» **Data provided**
-- begin --
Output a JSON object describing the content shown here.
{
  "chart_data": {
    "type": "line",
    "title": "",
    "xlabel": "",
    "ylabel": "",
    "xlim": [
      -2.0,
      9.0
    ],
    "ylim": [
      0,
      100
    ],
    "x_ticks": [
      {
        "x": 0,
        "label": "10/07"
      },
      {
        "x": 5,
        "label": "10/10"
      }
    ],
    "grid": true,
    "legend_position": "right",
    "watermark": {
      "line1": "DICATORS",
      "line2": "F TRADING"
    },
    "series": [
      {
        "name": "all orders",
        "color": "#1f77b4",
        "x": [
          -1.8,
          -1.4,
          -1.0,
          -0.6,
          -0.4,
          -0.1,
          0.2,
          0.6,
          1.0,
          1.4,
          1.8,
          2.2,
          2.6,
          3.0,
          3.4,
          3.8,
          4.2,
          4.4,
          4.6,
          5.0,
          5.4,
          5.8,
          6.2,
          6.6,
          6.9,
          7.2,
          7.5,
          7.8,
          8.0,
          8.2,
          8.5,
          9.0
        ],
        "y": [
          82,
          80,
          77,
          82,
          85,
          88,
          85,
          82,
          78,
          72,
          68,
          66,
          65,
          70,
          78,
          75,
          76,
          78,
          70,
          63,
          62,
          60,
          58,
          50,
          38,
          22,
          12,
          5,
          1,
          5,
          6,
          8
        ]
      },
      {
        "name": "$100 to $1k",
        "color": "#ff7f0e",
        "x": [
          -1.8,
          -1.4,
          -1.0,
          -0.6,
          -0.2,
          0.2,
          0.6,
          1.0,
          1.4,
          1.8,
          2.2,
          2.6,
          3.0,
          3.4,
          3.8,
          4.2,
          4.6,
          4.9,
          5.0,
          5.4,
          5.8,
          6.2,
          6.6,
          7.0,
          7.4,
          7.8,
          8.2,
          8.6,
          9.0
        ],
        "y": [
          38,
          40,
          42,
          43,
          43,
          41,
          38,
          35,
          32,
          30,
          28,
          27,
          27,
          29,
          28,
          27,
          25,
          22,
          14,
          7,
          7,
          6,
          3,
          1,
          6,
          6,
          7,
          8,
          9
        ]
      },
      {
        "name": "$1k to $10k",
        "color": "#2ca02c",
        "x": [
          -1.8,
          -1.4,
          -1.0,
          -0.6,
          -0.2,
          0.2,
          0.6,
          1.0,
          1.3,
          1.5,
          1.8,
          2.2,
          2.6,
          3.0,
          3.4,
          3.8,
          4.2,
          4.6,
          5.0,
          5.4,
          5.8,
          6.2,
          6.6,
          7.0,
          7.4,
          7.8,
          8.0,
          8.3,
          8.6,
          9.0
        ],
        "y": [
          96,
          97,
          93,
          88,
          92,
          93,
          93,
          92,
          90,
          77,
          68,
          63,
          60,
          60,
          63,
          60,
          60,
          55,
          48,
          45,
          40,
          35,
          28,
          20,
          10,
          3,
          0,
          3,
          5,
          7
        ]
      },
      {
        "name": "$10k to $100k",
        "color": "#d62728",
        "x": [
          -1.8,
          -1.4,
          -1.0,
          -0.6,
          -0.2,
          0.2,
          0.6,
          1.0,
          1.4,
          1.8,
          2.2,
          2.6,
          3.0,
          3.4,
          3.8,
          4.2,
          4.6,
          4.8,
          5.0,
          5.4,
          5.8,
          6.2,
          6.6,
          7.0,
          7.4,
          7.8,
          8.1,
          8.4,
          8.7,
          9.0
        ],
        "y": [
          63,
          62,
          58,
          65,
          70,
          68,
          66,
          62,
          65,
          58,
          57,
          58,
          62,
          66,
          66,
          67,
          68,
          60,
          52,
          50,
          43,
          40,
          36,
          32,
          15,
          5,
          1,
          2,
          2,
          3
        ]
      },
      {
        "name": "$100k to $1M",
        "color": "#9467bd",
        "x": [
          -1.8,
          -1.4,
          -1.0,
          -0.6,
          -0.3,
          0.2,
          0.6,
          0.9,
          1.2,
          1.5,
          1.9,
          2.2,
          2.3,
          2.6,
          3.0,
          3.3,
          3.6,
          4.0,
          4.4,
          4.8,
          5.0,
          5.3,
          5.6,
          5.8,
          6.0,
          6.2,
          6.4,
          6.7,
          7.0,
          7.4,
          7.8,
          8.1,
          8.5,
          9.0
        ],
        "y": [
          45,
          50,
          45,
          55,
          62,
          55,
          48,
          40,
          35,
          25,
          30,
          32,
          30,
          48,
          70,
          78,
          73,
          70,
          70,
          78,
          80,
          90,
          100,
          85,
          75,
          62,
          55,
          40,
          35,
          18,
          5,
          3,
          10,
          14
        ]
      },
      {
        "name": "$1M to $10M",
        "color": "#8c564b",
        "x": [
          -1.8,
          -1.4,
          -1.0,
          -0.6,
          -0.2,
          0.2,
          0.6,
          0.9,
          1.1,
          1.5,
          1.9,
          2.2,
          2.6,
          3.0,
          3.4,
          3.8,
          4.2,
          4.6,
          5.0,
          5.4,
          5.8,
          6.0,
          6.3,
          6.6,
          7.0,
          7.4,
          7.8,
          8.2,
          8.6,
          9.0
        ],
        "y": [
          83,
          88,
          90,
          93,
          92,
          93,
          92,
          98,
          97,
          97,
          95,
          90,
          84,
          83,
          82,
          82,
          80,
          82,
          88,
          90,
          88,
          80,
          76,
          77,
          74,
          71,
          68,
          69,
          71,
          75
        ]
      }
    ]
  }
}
-- end --
» **Aim**
The records above should all be quoted exactly, please.

» **Result of the exercise**
Output a JSON object describing the content shown here.
{
  "chart_data": {
    "type": "line",
    "title": "",
    "xlabel": "",
    "ylabel": "",
    "xlim": [
      -2.0,
      9.0
    ],
    "ylim": [
      0,
      100
    ],
    "x_ticks": [
      {
        "x": 0,
        "label": "10/07"
      },
      {
        "x": 5,
        "label": "10/10"
      }
    ],
    "grid": true,
    "legend_position": "right",
    "watermark": {
      "line1": "DICATORS",
      "line2": "F TRADING"
    },
    "series": [
      {
        "name": "all orders",
        "color": "#1f77b4",
        "x": [
          -1.8,
          -1.4,
          -1.0,
          -0.6,
          -0.4,
          -0.1,
          0.2,
          0.6,
          1.0,
          1.4,
          1.8,
          2.2,
          2.6,
          3.0,
          3.4,
          3.8,
          4.2,
          4.4,
          4.6,
          5.0,
          5.4,
          5.8,
          6.2,
          6.6,
          6.9,
          7.2,
          7.5,
          7.8,
          8.0,
          8.2,
          8.5,
          9.0
        ],
        "y": [
          82,
          80,
          77,
          82,
          85,
          88,
          85,
          82,
          78,
          72,
          68,
          66,
          65,
          70,
          78,
          75,
          76,
          78,
          70,
          63,
          62,
          60,
          58,
          50,
          38,
          22,
          12,
          5,
          1,
          5,
          6,
          8
        ]
      },
      {
        "name": "$100 to $1k",
        "color": "#ff7f0e",
        "x": [
          -1.8,
          -1.4,
          -1.0,
          -0.6,
          -0.2,
          0.2,
          0.6,
          1.0,
          1.4,
          1.8,
          2.2,
          2.6,
          3.0,
          3.4,
          3.8,
          4.2,
          4.6,
          4.9,
          5.0,
          5.4,
          5.8,
          6.2,
          6.6,
          7.0,
          7.4,
          7.8,
          8.2,
          8.6,
          9.0
        ],
        "y": [
          38,
          40,
          42,
          43,
          43,
          41,
          38,
          35,
          32,
          30,
          28,
          27,
          27,
          29,
          28,
          27,
          25,
          22,
          14,
          7,
          7,
          6,
          3,
          1,
          6,
          6,
          7,
          8,
          9
        ]
      },
      {
        "name": "$1k to $10k",
        "color": "#2ca02c",
        "x": [
          -1.8,
          -1.4,
          -1.0,
          -0.6,
          -0.2,
          0.2,
          0.6,
          1.0,
          1.3,
          1.5,
          1.8,
          2.2,
          2.6,
          3.0,
          3.4,
          3.8,
          4.2,
          4.6,
          5.0,
          5.4,
          5.8,
          6.2,
          6.6,
          7.0,
          7.4,
          7.8,
          8.0,
          8.3,
          8.6,
          9.0
        ],
        "y": [
          96,
          97,
          93,
          88,
          92,
          93,
          93,
          92,
          90,
          77,
          68,
          63,
          60,
          60,
          63,
          60,
          60,
          55,
          48,
          45,
          40,
          35,
          28,
          20,
          10,
          3,
          0,
          3,
          5,
          7
        ]
      },
      {
        "name": "$10k to $100k",
        "color": "#d62728",
        "x": [
          -1.8,
          -1.4,
          -1.0,
          -0.6,
          -0.2,
          0.2,
          0.6,
          1.0,
          1.4,
          1.8,
          2.2,
          2.6,
          3.0,
          3.4,
          3.8,
          4.2,
          4.6,
          4.8,
          5.0,
          5.4,
          5.8,
          6.2,
          6.6,
          7.0,
          7.4,
          7.8,
          8.1,
          8.4,
          8.7,
          9.0
        ],
        "y": [
          63,
          62,
          58,
          65,
          70,
          68,
          66,
          62,
          65,
          58,
          57,
          58,
          62,
          66,
          66,
          67,
          68,
          60,
          52,
          50,
          43,
          40,
          36,
          32,
          15,
          5,
          1,
          2,
          2,
          3
        ]
      },
      {
        "name": "$100k to $1M",
        "color": "#9467bd",
        "x": [
          -1.8,
          -1.4,
          -1.0,
          -0.6,
          -0.3,
          0.2,
          0.6,
          0.9,
          1.2,
          1.5,
          1.9,
          2.2,
          2.3,
          2.6,
          3.0,
          3.3,
          3.6,
          4.0,
          4.4,
          4.8,
          5.0,
          5.3,
          5.6,
          5.8,
          6.0,
          6.2,
          6.4,
          6.7,
          7.0,
          7.4,
          7.8,
          8.1,
          8.5,
          9.0
        ],
        "y": [
          45,
          50,
          45,
          55,
          62,
          55,
          48,
          40,
          35,
          25,
          30,
          32,
          30,
          48,
          70,
          78,
          73,
          70,
          70,
          78,
          80,
          90,
          100,
          85,
          75,
          62,
          55,
          40,
          35,
          18,
          5,
          3,
          10,
          14
        ]
      },
      {
        "name": "$1M to $10M",
        "color": "#8c564b",
        "x": [
          -1.8,
          -1.4,
          -1.0,
          -0.6,
          -0.2,
          0.2,
          0.6,
          0.9,
          1.1,
          1.5,
          1.9,
          2.2,
          2.6,
          3.0,
          3.4,
          3.8,
          4.2,
          4.6,
          5.0,
          5.4,
          5.8,
          6.0,
          6.3,
          6.6,
          7.0,
          7.4,
          7.8,
          8.2,
          8.6,
          9.0
        ],
        "y": [
          83,
          88,
          90,
          93,
          92,
          93,
          92,
          98,
          97,
          97,
          95,
          90,
          84,
          83,
          82,
          82,
          80,
          82,
          88,
          90,
          88,
          80,
          76,
          77,
          74,
          71,
          68,
          69,
          71,
          75
        ]
      }
    ]
  }
}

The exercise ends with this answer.